**Requirement:**
Copy every line of the data below verbatim, without any changes.

**Source data:**
========

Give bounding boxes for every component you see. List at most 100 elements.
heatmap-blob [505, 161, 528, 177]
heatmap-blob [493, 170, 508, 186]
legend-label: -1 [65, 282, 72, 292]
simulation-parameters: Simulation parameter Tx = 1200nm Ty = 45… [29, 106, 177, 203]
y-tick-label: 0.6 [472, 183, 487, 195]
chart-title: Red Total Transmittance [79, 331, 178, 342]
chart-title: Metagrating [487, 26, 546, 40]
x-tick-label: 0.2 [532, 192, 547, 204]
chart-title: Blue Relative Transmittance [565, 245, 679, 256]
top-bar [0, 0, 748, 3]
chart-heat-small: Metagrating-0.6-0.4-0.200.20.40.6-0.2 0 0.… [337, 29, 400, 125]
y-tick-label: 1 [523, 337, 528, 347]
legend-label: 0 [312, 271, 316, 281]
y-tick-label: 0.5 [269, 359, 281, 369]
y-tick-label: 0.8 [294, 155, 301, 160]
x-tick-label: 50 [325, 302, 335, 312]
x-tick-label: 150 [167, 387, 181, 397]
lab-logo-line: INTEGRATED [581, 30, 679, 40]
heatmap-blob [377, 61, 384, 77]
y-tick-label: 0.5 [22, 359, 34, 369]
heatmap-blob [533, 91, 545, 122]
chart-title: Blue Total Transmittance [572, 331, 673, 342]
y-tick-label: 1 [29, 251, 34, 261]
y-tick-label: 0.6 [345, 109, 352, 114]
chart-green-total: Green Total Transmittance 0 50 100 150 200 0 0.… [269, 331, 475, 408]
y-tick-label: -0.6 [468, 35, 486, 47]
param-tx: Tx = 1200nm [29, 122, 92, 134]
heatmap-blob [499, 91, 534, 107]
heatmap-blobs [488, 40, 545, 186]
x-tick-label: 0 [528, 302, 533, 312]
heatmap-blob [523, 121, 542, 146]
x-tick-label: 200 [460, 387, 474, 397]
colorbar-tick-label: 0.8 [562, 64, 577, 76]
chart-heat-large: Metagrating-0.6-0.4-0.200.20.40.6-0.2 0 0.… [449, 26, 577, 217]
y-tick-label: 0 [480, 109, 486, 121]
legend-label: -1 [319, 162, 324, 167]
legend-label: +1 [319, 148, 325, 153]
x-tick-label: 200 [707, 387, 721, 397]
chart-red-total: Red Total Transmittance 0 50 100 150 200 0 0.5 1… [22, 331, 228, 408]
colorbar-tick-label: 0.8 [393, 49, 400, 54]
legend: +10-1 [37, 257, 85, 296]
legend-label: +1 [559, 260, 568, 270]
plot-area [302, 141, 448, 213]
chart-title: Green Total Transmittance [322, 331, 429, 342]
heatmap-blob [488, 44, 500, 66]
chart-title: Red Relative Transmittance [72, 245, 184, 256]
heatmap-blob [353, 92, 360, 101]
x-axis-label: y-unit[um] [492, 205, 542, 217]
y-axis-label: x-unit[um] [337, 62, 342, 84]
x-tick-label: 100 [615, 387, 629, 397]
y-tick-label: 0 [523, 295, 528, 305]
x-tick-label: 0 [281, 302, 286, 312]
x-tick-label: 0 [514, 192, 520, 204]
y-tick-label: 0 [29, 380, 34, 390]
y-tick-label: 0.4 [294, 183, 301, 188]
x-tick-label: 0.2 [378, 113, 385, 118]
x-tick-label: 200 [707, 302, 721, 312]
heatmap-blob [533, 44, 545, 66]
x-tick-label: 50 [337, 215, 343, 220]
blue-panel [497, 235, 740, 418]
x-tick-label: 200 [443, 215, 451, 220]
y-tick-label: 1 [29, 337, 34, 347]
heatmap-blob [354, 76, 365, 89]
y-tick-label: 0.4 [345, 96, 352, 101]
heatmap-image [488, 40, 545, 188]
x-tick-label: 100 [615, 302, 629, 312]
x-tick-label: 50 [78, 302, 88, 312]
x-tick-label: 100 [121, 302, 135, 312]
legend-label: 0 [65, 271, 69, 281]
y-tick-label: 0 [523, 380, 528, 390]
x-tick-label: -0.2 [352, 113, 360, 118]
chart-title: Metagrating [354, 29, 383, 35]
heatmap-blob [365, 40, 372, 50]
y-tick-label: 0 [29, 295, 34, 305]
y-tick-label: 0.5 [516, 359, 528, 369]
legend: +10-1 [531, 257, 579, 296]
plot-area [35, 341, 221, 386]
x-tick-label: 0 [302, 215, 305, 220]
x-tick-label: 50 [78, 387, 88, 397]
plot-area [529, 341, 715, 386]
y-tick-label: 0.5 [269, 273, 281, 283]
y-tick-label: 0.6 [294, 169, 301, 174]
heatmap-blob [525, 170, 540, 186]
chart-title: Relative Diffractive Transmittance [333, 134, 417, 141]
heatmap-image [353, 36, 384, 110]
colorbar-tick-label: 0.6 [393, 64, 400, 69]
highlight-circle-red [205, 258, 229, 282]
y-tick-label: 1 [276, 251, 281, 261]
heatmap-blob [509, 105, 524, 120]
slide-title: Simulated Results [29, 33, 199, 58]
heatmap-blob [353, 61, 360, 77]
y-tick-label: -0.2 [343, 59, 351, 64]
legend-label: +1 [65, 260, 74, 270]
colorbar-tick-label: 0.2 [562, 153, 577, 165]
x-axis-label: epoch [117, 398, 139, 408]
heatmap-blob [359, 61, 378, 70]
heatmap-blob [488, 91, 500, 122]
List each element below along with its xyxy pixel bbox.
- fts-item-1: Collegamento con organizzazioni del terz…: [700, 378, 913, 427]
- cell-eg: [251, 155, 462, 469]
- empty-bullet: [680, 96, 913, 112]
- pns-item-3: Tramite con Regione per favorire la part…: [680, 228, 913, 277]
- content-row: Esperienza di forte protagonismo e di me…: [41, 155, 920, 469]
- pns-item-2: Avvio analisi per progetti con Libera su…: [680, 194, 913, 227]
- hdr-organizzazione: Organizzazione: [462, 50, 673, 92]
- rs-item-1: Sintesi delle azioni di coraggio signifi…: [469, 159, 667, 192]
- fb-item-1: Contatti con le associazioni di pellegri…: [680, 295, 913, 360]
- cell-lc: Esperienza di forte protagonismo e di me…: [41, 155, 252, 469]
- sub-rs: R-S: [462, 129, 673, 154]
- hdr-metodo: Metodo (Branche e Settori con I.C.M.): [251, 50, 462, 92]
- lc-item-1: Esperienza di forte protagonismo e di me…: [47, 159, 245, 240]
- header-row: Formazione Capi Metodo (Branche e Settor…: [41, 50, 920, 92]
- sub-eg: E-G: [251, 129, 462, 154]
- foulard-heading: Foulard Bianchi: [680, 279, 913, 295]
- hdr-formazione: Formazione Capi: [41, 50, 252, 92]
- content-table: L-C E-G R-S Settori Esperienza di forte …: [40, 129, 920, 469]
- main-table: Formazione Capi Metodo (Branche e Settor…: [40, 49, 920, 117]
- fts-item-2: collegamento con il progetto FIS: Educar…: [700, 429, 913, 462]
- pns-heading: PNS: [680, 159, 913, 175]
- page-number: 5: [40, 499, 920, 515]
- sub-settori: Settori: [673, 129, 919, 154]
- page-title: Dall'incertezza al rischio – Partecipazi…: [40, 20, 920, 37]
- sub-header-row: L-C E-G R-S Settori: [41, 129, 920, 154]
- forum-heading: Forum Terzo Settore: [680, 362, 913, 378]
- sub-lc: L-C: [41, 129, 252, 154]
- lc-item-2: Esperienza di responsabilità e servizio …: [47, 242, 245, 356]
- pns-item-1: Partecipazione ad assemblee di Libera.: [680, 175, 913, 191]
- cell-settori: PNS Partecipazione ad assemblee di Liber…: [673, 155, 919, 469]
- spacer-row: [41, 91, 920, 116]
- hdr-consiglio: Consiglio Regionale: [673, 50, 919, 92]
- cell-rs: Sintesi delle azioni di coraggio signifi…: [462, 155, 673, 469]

========

**Solution for this exercise:**
Give bounding boxes for every component you see. List at most 100 elements.
heatmap-blob [505, 161, 528, 177]
heatmap-blob [493, 170, 508, 186]
legend-label: -1 [65, 282, 72, 292]
simulation-parameters: Simulation parameter Tx = 1200nm Ty = 45… [29, 106, 177, 203]
y-tick-label: 0.6 [472, 183, 487, 195]
chart-title: Red Total Transmittance [79, 331, 178, 342]
chart-title: Metagrating [487, 26, 546, 40]
x-tick-label: 0.2 [532, 192, 547, 204]
chart-title: Blue Relative Transmittance [565, 245, 679, 256]
top-bar [0, 0, 748, 3]
chart-heat-small: Metagrating-0.6-0.4-0.200.20.40.6-0.2 0 0.… [337, 29, 400, 125]
y-tick-label: 1 [523, 337, 528, 347]
legend-label: 0 [312, 271, 316, 281]
y-tick-label: 0.5 [269, 359, 281, 369]
y-tick-label: 0.8 [294, 155, 301, 160]
x-tick-label: 50 [325, 302, 335, 312]
x-tick-label: 150 [167, 387, 181, 397]
lab-logo-line: INTEGRATED [581, 30, 679, 40]
heatmap-blob [377, 61, 384, 77]
y-tick-label: 0.5 [22, 359, 34, 369]
heatmap-blob [533, 91, 545, 122]
chart-title: Blue Total Transmittance [572, 331, 673, 342]
y-tick-label: 1 [29, 251, 34, 261]
y-tick-label: 0.6 [345, 109, 352, 114]
chart-green-total: Green Total Transmittance 0 50 100 150 200 0 0.… [269, 331, 475, 408]
y-tick-label: -0.6 [468, 35, 486, 47]
param-tx: Tx = 1200nm [29, 122, 92, 134]
heatmap-blob [499, 91, 534, 107]
heatmap-blobs [488, 40, 545, 186]
x-tick-label: 0 [528, 302, 533, 312]
heatmap-blob [523, 121, 542, 146]
x-tick-label: 200 [460, 387, 474, 397]
colorbar-tick-label: 0.8 [562, 64, 577, 76]
chart-heat-large: Metagrating-0.6-0.4-0.200.20.40.6-0.2 0 0.… [449, 26, 577, 217]
y-tick-label: 0 [480, 109, 486, 121]
legend-label: -1 [319, 162, 324, 167]
legend-label: +1 [319, 148, 325, 153]
x-tick-label: 200 [707, 387, 721, 397]
chart-red-total: Red Total Transmittance 0 50 100 150 200 0 0.5 1… [22, 331, 228, 408]
colorbar-tick-label: 0.8 [393, 49, 400, 54]
legend: +10-1 [37, 257, 85, 296]
legend-label: +1 [559, 260, 568, 270]
plot-area [302, 141, 448, 213]
chart-title: Green Total Transmittance [322, 331, 429, 342]
heatmap-blob [488, 44, 500, 66]
chart-title: Red Relative Transmittance [72, 245, 184, 256]
heatmap-blob [353, 92, 360, 101]
x-axis-label: y-unit[um] [492, 205, 542, 217]
y-axis-label: x-unit[um] [337, 62, 342, 84]
x-tick-label: 100 [615, 387, 629, 397]
y-tick-label: 0 [523, 295, 528, 305]
x-tick-label: 0 [281, 302, 286, 312]
x-tick-label: 0 [514, 192, 520, 204]
y-tick-label: 0 [29, 380, 34, 390]
y-tick-label: 0.4 [294, 183, 301, 188]
x-tick-label: 0.2 [378, 113, 385, 118]
x-tick-label: 200 [707, 302, 721, 312]
heatmap-blob [533, 44, 545, 66]
x-tick-label: 50 [337, 215, 343, 220]
blue-panel [497, 235, 740, 418]
x-tick-label: 200 [443, 215, 451, 220]
y-tick-label: 1 [29, 337, 34, 347]
heatmap-blob [354, 76, 365, 89]
y-tick-label: 0.4 [345, 96, 352, 101]
heatmap-image [488, 40, 545, 188]
x-tick-label: 100 [615, 302, 629, 312]
x-tick-label: 50 [78, 302, 88, 312]
x-tick-label: 100 [121, 302, 135, 312]
legend-label: 0 [65, 271, 69, 281]
y-tick-label: 0 [523, 380, 528, 390]
x-tick-label: -0.2 [352, 113, 360, 118]
chart-title: Metagrating [354, 29, 383, 35]
heatmap-blob [365, 40, 372, 50]
y-tick-label: 0 [29, 295, 34, 305]
y-tick-label: 0.5 [516, 359, 528, 369]
legend: +10-1 [531, 257, 579, 296]
plot-area [35, 341, 221, 386]
x-tick-label: 0 [302, 215, 305, 220]
x-tick-label: 50 [78, 387, 88, 397]
plot-area [529, 341, 715, 386]
y-tick-label: 0.5 [269, 273, 281, 283]
y-tick-label: 0.6 [294, 169, 301, 174]
heatmap-blob [525, 170, 540, 186]
chart-title: Relative Diffractive Transmittance [333, 134, 417, 141]
heatmap-image [353, 36, 384, 110]
colorbar-tick-label: 0.6 [393, 64, 400, 69]
highlight-circle-red [205, 258, 229, 282]
y-tick-label: 1 [276, 251, 281, 261]
heatmap-blob [509, 105, 524, 120]
slide-title: Simulated Results [29, 33, 199, 58]
heatmap-blob [353, 61, 360, 77]
y-tick-label: -0.2 [343, 59, 351, 64]
legend-label: +1 [65, 260, 74, 270]
colorbar-tick-label: 0.2 [562, 153, 577, 165]
x-axis-label: epoch [117, 398, 139, 408]
heatmap-blob [359, 61, 378, 70]
heatmap-blob [488, 91, 500, 122]
List each element below along with its xyxy pixel bbox.
- fts-item-1: Collegamento con organizzazioni del terz…: [700, 378, 913, 427]
- cell-eg: [251, 155, 462, 469]
- empty-bullet: [680, 96, 913, 112]
- pns-item-3: Tramite con Regione per favorire la part…: [680, 228, 913, 277]
- content-row: Esperienza di forte protagonismo e di me…: [41, 155, 920, 469]
- pns-item-2: Avvio analisi per progetti con Libera su…: [680, 194, 913, 227]
- hdr-organizzazione: Organizzazione: [462, 50, 673, 92]
- rs-item-1: Sintesi delle azioni di coraggio signifi…: [469, 159, 667, 192]
- fb-item-1: Contatti con le associazioni di pellegri…: [680, 295, 913, 360]
- cell-lc: Esperienza di forte protagonismo e di me…: [41, 155, 252, 469]
- sub-rs: R-S: [462, 129, 673, 154]
- hdr-metodo: Metodo (Branche e Settori con I.C.M.): [251, 50, 462, 92]
- lc-item-1: Esperienza di forte protagonismo e di me…: [47, 159, 245, 240]
- header-row: Formazione Capi Metodo (Branche e Settor…: [41, 50, 920, 92]
- sub-eg: E-G: [251, 129, 462, 154]
- foulard-heading: Foulard Bianchi: [680, 279, 913, 295]
- hdr-formazione: Formazione Capi: [41, 50, 252, 92]
- content-table: L-C E-G R-S Settori Esperienza di forte …: [40, 129, 920, 469]
- main-table: Formazione Capi Metodo (Branche e Settor…: [40, 49, 920, 117]
- fts-item-2: collegamento con il progetto FIS: Educar…: [700, 429, 913, 462]
- pns-heading: PNS: [680, 159, 913, 175]
- page-number: 5: [40, 499, 920, 515]
- sub-settori: Settori: [673, 129, 919, 154]
- page-title: Dall'incertezza al rischio – Partecipazi…: [40, 20, 920, 37]
- sub-header-row: L-C E-G R-S Settori: [41, 129, 920, 154]
- forum-heading: Forum Terzo Settore: [680, 362, 913, 378]
- sub-lc: L-C: [41, 129, 252, 154]
- lc-item-2: Esperienza di responsabilità e servizio …: [47, 242, 245, 356]
- pns-item-1: Partecipazione ad assemblee di Libera.: [680, 175, 913, 191]
- cell-settori: PNS Partecipazione ad assemblee di Liber…: [673, 155, 919, 469]
- spacer-row: [41, 91, 920, 116]
- hdr-consiglio: Consiglio Regionale: [673, 50, 919, 92]
- cell-rs: Sintesi delle azioni di coraggio signifi…: [462, 155, 673, 469]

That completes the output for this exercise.